◆ **Aim**:
Retype the records below exactly as they appear, but leave out any pictures.

* Start Record extracts *

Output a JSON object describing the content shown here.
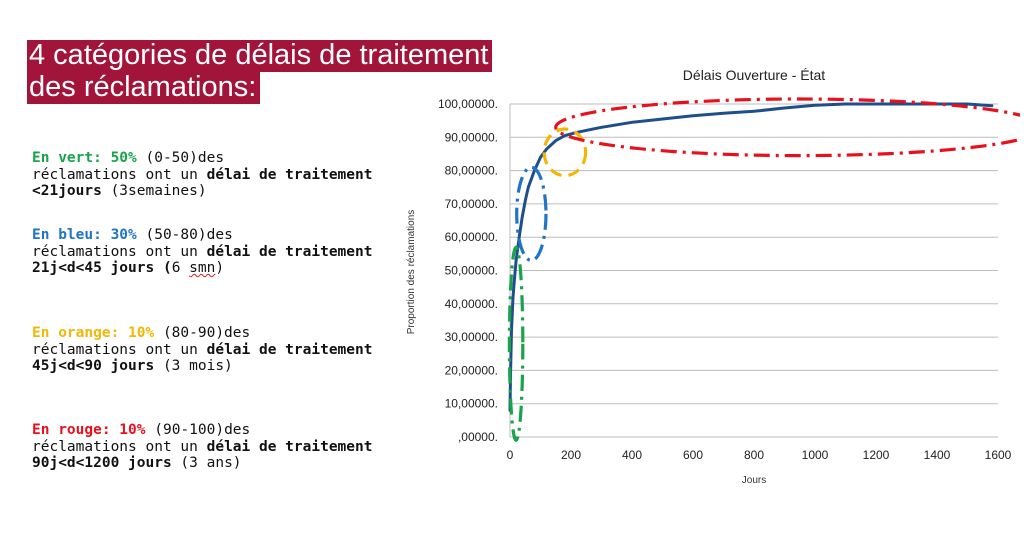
{
  "heading": {
    "line1": "4 catégories de délais de traitement",
    "line2": "des réclamations:"
  },
  "categories_text": [
    {
      "lead": "En vert: 50%",
      "color": "#1aa34a",
      "range": " (0-50)des",
      "line2": "réclamations ont un ",
      "bold": "délai de traitement <21jours",
      "tail": " (3semaines)"
    },
    {
      "lead": "En bleu: 30%",
      "color": "#1f73c8",
      "range": " (50-80)des",
      "line2": "réclamations ont un ",
      "bold": "délai de traitement 21j<d<45 jours (",
      "tail": "6 ",
      "tail2": "smn",
      "tail3": ")"
    },
    {
      "lead": "En orange: 10%",
      "color": "#f2b705",
      "range": " (80-90)des",
      "line2": "réclamations ont un ",
      "bold": "délai de traitement 45j<d<90 jours",
      "tail": " (3 mois)"
    },
    {
      "lead": "En rouge: 10%",
      "color": "#e8101a",
      "range": " (90-100)des",
      "line2": "réclamations ont un ",
      "bold": "délai de traitement 90j<d<1200 jours",
      "tail": " (3 ans)"
    }
  ],
  "chart_data": {
    "type": "line",
    "title": "Délais Ouverture - État",
    "xlabel": "Jours",
    "ylabel": "Proportion des réclamations",
    "xlim": [
      0,
      1600
    ],
    "ylim": [
      0,
      100
    ],
    "x_ticks": [
      "0",
      "200",
      "400",
      "600",
      "800",
      "1000",
      "1200",
      "1400",
      "1600"
    ],
    "y_ticks": [
      ",00000.",
      "10,00000.",
      "20,00000.",
      "30,00000.",
      "40,00000.",
      "50,00000.",
      "60,00000.",
      "70,00000.",
      "80,00000.",
      "90,00000.",
      "100,00000."
    ],
    "grid": "horizontal",
    "series": [
      {
        "color": "#1f4e8c",
        "x": [
          0,
          2,
          5,
          10,
          15,
          20,
          30,
          40,
          50,
          60,
          80,
          100,
          120,
          150,
          180,
          220,
          300,
          400,
          500,
          600,
          700,
          800,
          900,
          1000,
          1100,
          1200,
          1300,
          1400,
          1500,
          1580
        ],
        "y": [
          8,
          20,
          32,
          42,
          48,
          53,
          60,
          66,
          71,
          75,
          80,
          84,
          86.5,
          89,
          90.5,
          91.5,
          93,
          94.5,
          95.5,
          96.5,
          97.2,
          97.8,
          98.8,
          99.6,
          100,
          100,
          100,
          100,
          100,
          99.5
        ]
      }
    ],
    "annotations": [
      {
        "shape": "ellipse",
        "color": "#1aa34a",
        "style": "dash-dot",
        "cx": 20,
        "cy": 28,
        "rx": 22,
        "ry": 29
      },
      {
        "shape": "ellipse",
        "color": "#1f73c8",
        "style": "dash-dot",
        "cx": 70,
        "cy": 67,
        "rx": 48,
        "ry": 14
      },
      {
        "shape": "ellipse",
        "color": "#f2b705",
        "style": "dash",
        "cx": 180,
        "cy": 85.5,
        "rx": 68,
        "ry": 7
      },
      {
        "shape": "ellipse",
        "color": "#e8101a",
        "style": "dash-dot",
        "cx": 950,
        "cy": 93,
        "rx": 800,
        "ry": 8.5
      }
    ]
  }
}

* End Record extracts *

◆ **Task solution**:
Output a JSON object describing the content shown here.
{
  "heading": {
    "line1": "4 catégories de délais de traitement",
    "line2": "des réclamations:"
  },
  "categories_text": [
    {
      "lead": "En vert: 50%",
      "color": "#1aa34a",
      "range": " (0-50)des",
      "line2": "réclamations ont un ",
      "bold": "délai de traitement <21jours",
      "tail": " (3semaines)"
    },
    {
      "lead": "En bleu: 30%",
      "color": "#1f73c8",
      "range": " (50-80)des",
      "line2": "réclamations ont un ",
      "bold": "délai de traitement 21j<d<45 jours (",
      "tail": "6 ",
      "tail2": "smn",
      "tail3": ")"
    },
    {
      "lead": "En orange: 10%",
      "color": "#f2b705",
      "range": " (80-90)des",
      "line2": "réclamations ont un ",
      "bold": "délai de traitement 45j<d<90 jours",
      "tail": " (3 mois)"
    },
    {
      "lead": "En rouge: 10%",
      "color": "#e8101a",
      "range": " (90-100)des",
      "line2": "réclamations ont un ",
      "bold": "délai de traitement 90j<d<1200 jours",
      "tail": " (3 ans)"
    }
  ],
  "chart_data": {
    "type": "line",
    "title": "Délais Ouverture - État",
    "xlabel": "Jours",
    "ylabel": "Proportion des réclamations",
    "xlim": [
      0,
      1600
    ],
    "ylim": [
      0,
      100
    ],
    "x_ticks": [
      "0",
      "200",
      "400",
      "600",
      "800",
      "1000",
      "1200",
      "1400",
      "1600"
    ],
    "y_ticks": [
      ",00000.",
      "10,00000.",
      "20,00000.",
      "30,00000.",
      "40,00000.",
      "50,00000.",
      "60,00000.",
      "70,00000.",
      "80,00000.",
      "90,00000.",
      "100,00000."
    ],
    "grid": "horizontal",
    "series": [
      {
        "color": "#1f4e8c",
        "x": [
          0,
          2,
          5,
          10,
          15,
          20,
          30,
          40,
          50,
          60,
          80,
          100,
          120,
          150,
          180,
          220,
          300,
          400,
          500,
          600,
          700,
          800,
          900,
          1000,
          1100,
          1200,
          1300,
          1400,
          1500,
          1580
        ],
        "y": [
          8,
          20,
          32,
          42,
          48,
          53,
          60,
          66,
          71,
          75,
          80,
          84,
          86.5,
          89,
          90.5,
          91.5,
          93,
          94.5,
          95.5,
          96.5,
          97.2,
          97.8,
          98.8,
          99.6,
          100,
          100,
          100,
          100,
          100,
          99.5
        ]
      }
    ],
    "annotations": [
      {
        "shape": "ellipse",
        "color": "#1aa34a",
        "style": "dash-dot",
        "cx": 20,
        "cy": 28,
        "rx": 22,
        "ry": 29
      },
      {
        "shape": "ellipse",
        "color": "#1f73c8",
        "style": "dash-dot",
        "cx": 70,
        "cy": 67,
        "rx": 48,
        "ry": 14
      },
      {
        "shape": "ellipse",
        "color": "#f2b705",
        "style": "dash",
        "cx": 180,
        "cy": 85.5,
        "rx": 68,
        "ry": 7
      },
      {
        "shape": "ellipse",
        "color": "#e8101a",
        "style": "dash-dot",
        "cx": 950,
        "cy": 93,
        "rx": 800,
        "ry": 8.5
      }
    ]
  }
}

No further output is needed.